WHAT IS ASKED:
Copy the lines that follow, keeping every character the same.

[Figure dataset records]
>> start
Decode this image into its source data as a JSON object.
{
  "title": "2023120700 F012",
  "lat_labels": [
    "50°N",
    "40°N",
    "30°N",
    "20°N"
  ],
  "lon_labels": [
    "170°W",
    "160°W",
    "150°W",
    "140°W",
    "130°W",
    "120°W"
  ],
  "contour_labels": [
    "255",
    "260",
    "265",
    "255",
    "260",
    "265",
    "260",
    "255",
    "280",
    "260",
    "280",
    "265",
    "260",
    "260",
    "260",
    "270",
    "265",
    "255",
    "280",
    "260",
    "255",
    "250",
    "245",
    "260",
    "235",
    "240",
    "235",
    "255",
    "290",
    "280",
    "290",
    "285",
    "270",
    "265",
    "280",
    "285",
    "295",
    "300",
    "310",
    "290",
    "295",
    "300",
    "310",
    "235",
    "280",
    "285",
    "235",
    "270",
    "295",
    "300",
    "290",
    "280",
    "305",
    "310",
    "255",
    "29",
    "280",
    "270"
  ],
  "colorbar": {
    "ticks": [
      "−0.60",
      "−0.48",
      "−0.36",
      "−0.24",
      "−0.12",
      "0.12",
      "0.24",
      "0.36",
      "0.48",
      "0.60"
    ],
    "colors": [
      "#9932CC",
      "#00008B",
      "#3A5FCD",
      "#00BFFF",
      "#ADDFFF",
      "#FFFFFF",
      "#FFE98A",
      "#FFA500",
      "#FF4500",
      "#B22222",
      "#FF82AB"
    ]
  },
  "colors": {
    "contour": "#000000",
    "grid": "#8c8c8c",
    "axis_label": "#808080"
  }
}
>> end
CORRECT RESPONSE:
Decode this image into its source data as a JSON object.
{
  "title": "2023120700 F012",
  "lat_labels": [
    "50°N",
    "40°N",
    "30°N",
    "20°N"
  ],
  "lon_labels": [
    "170°W",
    "160°W",
    "150°W",
    "140°W",
    "130°W",
    "120°W"
  ],
  "contour_labels": [
    "255",
    "260",
    "265",
    "255",
    "260",
    "265",
    "260",
    "255",
    "280",
    "260",
    "280",
    "265",
    "260",
    "260",
    "260",
    "270",
    "265",
    "255",
    "280",
    "260",
    "255",
    "250",
    "245",
    "260",
    "235",
    "240",
    "235",
    "255",
    "290",
    "280",
    "290",
    "285",
    "270",
    "265",
    "280",
    "285",
    "295",
    "300",
    "310",
    "290",
    "295",
    "300",
    "310",
    "235",
    "280",
    "285",
    "235",
    "270",
    "295",
    "300",
    "290",
    "280",
    "305",
    "310",
    "255",
    "29",
    "280",
    "270"
  ],
  "colorbar": {
    "ticks": [
      "−0.60",
      "−0.48",
      "−0.36",
      "−0.24",
      "−0.12",
      "0.12",
      "0.24",
      "0.36",
      "0.48",
      "0.60"
    ],
    "colors": [
      "#9932CC",
      "#00008B",
      "#3A5FCD",
      "#00BFFF",
      "#ADDFFF",
      "#FFFFFF",
      "#FFE98A",
      "#FFA500",
      "#FF4500",
      "#B22222",
      "#FF82AB"
    ]
  },
  "colors": {
    "contour": "#000000",
    "grid": "#8c8c8c",
    "axis_label": "#808080"
  }
}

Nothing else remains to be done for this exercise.